*Exercise instructions*. Please give the data below again in full, exactly as it stands.

Extracted data entries
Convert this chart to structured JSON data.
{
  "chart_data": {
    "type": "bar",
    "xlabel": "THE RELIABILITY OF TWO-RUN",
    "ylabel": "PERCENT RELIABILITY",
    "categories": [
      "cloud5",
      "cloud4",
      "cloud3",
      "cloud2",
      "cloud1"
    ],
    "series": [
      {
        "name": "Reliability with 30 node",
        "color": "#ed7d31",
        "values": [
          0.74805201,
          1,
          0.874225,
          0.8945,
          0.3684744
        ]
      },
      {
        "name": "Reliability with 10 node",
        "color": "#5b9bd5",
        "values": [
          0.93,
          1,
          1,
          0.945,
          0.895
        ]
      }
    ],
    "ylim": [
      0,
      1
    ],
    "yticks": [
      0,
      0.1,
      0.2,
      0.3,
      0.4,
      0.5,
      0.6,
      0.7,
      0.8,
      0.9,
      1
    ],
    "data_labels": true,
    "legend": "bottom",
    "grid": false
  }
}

*Full response*.
Convert this chart to structured JSON data.
{
  "chart_data": {
    "type": "bar",
    "xlabel": "THE RELIABILITY OF TWO-RUN",
    "ylabel": "PERCENT RELIABILITY",
    "categories": [
      "cloud5",
      "cloud4",
      "cloud3",
      "cloud2",
      "cloud1"
    ],
    "series": [
      {
        "name": "Reliability with 30 node",
        "color": "#ed7d31",
        "values": [
          0.74805201,
          1,
          0.874225,
          0.8945,
          0.3684744
        ]
      },
      {
        "name": "Reliability with 10 node",
        "color": "#5b9bd5",
        "values": [
          0.93,
          1,
          1,
          0.945,
          0.895
        ]
      }
    ],
    "ylim": [
      0,
      1
    ],
    "yticks": [
      0,
      0.1,
      0.2,
      0.3,
      0.4,
      0.5,
      0.6,
      0.7,
      0.8,
      0.9,
      1
    ],
    "data_labels": true,
    "legend": "bottom",
    "grid": false
  }
}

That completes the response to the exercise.